### REQUIRED WORK
Copy all the data exactly, except the pictures.

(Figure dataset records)

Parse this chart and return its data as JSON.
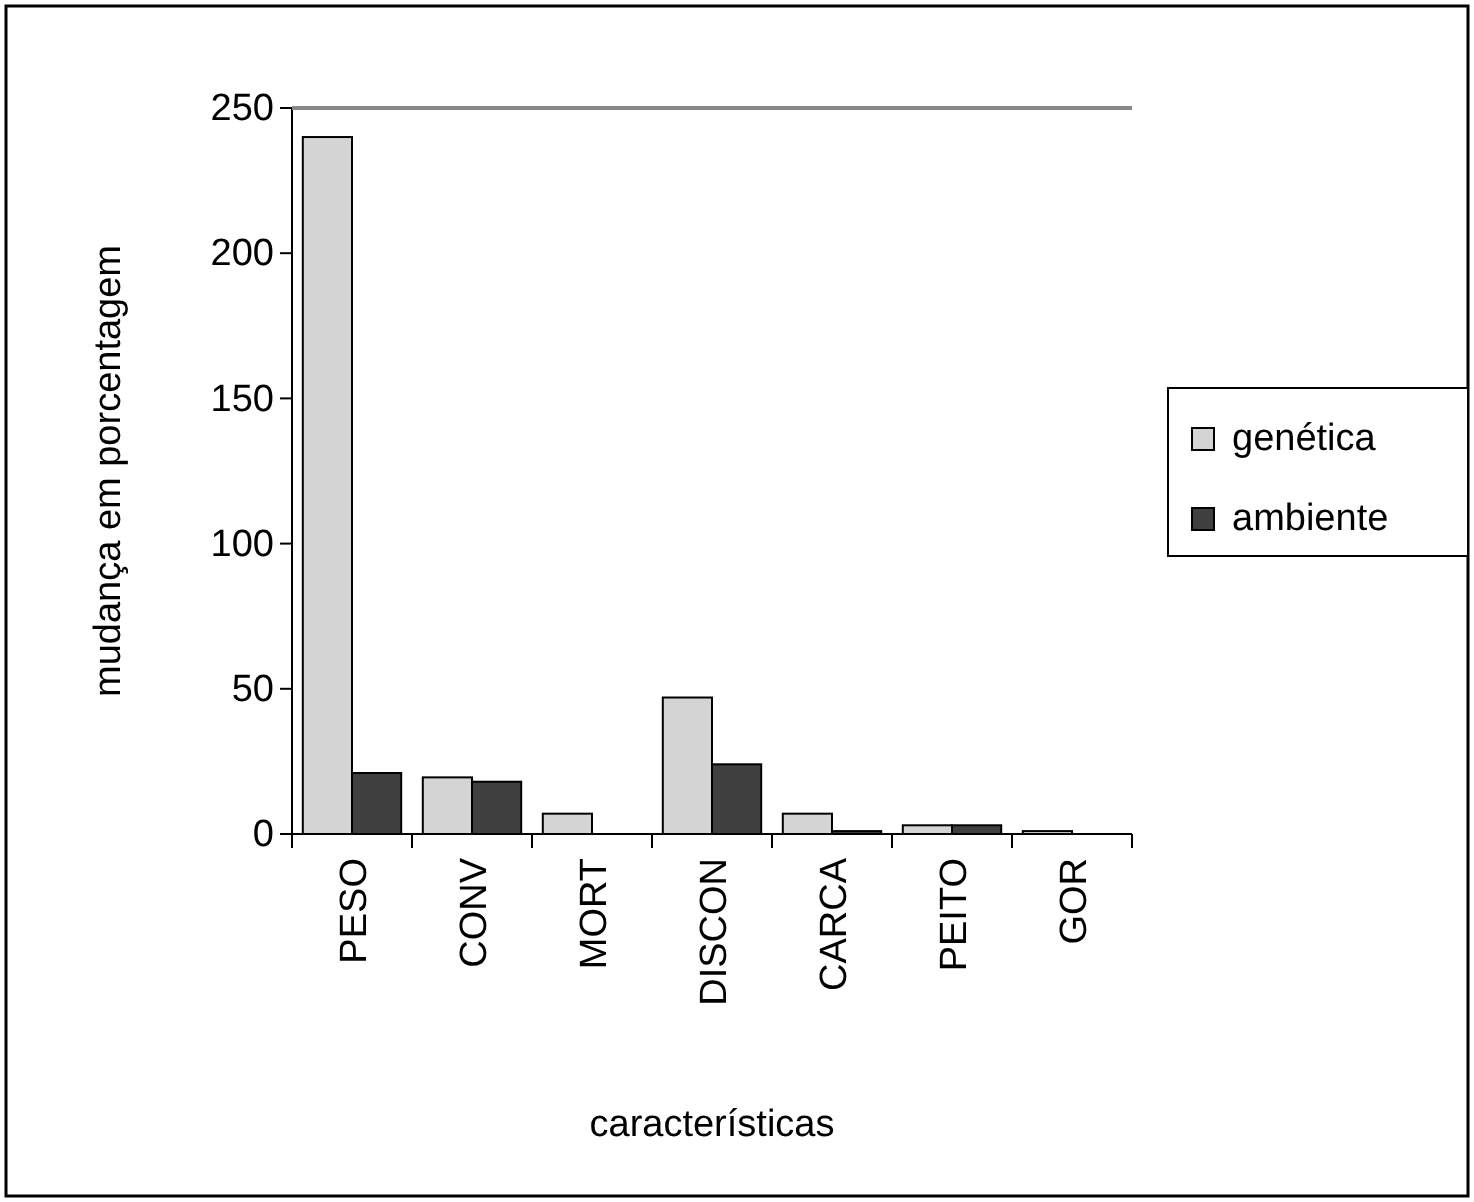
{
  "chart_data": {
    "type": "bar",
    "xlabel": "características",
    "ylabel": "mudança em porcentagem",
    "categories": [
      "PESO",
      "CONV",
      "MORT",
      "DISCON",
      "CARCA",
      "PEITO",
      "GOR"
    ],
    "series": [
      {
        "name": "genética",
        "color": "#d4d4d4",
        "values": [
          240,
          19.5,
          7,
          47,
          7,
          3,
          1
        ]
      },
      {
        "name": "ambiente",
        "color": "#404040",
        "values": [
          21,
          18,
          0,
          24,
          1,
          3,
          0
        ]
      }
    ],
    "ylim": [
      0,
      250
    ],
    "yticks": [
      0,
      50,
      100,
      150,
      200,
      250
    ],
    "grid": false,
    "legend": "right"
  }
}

### ANSWER BELOW
Parse this chart and return its data as JSON.
{
  "chart_data": {
    "type": "bar",
    "xlabel": "características",
    "ylabel": "mudança em porcentagem",
    "categories": [
      "PESO",
      "CONV",
      "MORT",
      "DISCON",
      "CARCA",
      "PEITO",
      "GOR"
    ],
    "series": [
      {
        "name": "genética",
        "color": "#d4d4d4",
        "values": [
          240,
          19.5,
          7,
          47,
          7,
          3,
          1
        ]
      },
      {
        "name": "ambiente",
        "color": "#404040",
        "values": [
          21,
          18,
          0,
          24,
          1,
          3,
          0
        ]
      }
    ],
    "ylim": [
      0,
      250
    ],
    "yticks": [
      0,
      50,
      100,
      150,
      200,
      250
    ],
    "grid": false,
    "legend": "right"
  }
}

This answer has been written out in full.